> Problem description:
Copy each line of the material below that includes the string "автономный".

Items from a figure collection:
★ ★ ★

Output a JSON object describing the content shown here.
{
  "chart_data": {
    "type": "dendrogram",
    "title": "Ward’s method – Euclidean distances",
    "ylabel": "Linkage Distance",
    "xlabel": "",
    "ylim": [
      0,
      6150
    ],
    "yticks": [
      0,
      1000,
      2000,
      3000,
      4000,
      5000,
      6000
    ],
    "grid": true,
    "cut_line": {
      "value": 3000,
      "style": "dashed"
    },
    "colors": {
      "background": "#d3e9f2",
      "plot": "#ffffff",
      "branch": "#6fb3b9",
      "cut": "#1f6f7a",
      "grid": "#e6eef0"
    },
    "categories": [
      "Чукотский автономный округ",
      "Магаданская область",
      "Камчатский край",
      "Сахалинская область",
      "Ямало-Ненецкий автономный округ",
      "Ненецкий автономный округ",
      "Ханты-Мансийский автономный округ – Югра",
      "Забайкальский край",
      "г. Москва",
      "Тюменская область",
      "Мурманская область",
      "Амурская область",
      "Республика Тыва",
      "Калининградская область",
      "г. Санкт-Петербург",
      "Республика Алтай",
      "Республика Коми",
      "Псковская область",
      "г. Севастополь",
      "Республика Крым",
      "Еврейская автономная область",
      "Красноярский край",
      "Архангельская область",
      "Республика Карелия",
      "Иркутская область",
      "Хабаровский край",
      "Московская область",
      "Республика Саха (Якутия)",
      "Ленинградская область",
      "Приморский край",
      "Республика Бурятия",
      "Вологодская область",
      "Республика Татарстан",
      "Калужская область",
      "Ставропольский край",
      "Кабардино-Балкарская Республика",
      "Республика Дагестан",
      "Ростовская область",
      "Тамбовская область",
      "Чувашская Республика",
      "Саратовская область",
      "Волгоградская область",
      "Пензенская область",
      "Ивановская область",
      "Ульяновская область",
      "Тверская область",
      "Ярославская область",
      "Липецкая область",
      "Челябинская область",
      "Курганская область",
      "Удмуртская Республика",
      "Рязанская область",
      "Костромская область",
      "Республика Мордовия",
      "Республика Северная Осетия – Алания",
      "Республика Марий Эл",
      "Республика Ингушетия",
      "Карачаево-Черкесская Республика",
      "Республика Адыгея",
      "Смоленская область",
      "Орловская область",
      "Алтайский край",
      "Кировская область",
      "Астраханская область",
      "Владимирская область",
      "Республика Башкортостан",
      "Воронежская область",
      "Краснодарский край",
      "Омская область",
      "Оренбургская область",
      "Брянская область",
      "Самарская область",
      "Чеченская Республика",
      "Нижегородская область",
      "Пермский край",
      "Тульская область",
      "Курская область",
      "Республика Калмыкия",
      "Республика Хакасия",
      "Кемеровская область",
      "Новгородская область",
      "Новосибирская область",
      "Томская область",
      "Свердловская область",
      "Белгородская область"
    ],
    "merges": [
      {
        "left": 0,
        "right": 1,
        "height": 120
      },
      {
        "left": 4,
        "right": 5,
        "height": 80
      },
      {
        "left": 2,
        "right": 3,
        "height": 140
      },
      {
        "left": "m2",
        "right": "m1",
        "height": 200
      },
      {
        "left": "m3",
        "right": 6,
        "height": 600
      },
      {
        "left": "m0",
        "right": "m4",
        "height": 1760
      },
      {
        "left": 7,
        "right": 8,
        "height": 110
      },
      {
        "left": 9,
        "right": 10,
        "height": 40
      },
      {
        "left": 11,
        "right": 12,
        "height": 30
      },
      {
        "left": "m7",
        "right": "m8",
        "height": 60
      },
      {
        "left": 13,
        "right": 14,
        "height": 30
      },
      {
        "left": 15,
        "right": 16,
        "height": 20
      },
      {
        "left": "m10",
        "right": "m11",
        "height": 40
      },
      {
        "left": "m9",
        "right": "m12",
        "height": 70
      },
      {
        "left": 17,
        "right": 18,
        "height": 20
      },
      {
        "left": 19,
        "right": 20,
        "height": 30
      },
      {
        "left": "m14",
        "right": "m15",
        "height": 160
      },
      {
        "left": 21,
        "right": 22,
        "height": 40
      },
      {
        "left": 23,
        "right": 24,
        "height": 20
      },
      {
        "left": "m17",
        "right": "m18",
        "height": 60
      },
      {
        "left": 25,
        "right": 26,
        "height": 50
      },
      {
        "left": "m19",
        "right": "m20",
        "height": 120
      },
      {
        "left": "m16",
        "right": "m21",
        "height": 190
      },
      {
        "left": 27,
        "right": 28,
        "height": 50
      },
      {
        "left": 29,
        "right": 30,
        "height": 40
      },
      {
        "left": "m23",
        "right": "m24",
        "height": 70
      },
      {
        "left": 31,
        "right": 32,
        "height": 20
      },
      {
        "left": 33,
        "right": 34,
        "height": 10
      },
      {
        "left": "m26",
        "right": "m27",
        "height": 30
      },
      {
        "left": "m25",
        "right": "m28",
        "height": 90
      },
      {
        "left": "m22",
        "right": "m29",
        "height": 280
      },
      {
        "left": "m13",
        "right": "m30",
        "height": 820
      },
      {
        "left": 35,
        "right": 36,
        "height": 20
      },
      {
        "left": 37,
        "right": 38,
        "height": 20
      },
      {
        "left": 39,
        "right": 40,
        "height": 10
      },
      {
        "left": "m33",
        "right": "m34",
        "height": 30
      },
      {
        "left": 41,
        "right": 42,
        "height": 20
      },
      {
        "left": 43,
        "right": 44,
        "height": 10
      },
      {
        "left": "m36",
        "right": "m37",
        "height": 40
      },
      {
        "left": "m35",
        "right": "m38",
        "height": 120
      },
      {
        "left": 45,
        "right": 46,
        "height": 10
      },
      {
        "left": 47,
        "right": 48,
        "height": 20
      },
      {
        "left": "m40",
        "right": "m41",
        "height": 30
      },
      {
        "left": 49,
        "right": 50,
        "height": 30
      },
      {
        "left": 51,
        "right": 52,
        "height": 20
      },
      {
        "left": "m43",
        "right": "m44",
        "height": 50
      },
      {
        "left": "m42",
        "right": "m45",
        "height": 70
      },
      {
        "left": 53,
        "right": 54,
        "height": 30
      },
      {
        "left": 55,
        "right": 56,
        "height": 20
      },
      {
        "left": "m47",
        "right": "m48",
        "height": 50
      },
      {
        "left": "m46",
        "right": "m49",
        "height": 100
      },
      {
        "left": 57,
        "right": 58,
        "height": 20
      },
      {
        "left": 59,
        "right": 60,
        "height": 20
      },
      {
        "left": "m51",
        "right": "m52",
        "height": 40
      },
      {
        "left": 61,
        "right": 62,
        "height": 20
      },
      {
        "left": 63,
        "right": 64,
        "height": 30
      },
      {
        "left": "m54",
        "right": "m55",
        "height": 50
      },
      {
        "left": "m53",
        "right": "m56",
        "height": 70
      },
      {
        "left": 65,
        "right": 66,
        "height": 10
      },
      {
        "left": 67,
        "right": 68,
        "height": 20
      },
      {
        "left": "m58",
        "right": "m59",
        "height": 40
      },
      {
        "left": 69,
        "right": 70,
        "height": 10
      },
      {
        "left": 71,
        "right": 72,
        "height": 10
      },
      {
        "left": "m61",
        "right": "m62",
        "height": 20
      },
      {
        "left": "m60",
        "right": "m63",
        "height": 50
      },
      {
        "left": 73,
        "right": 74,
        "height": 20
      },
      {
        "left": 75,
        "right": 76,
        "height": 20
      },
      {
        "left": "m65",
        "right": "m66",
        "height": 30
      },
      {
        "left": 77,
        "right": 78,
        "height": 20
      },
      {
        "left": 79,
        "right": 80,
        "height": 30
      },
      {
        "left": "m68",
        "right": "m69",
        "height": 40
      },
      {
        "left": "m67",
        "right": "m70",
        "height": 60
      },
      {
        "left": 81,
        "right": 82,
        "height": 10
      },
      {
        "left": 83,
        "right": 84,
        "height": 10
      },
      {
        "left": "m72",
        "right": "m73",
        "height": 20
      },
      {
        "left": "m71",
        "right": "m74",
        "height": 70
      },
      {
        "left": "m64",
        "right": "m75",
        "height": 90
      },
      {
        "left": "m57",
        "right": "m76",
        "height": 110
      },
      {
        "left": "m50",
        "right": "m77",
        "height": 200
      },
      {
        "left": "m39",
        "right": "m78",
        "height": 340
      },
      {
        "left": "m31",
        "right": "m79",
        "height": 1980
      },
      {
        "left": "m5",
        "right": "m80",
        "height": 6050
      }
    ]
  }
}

★ ★ ★

> Output of the task:
      "Чукотский автономный округ",
      "Ямало-Ненецкий автономный округ",
      "Ненецкий автономный округ",
      "Ханты-Мансийский автономный округ – Югра",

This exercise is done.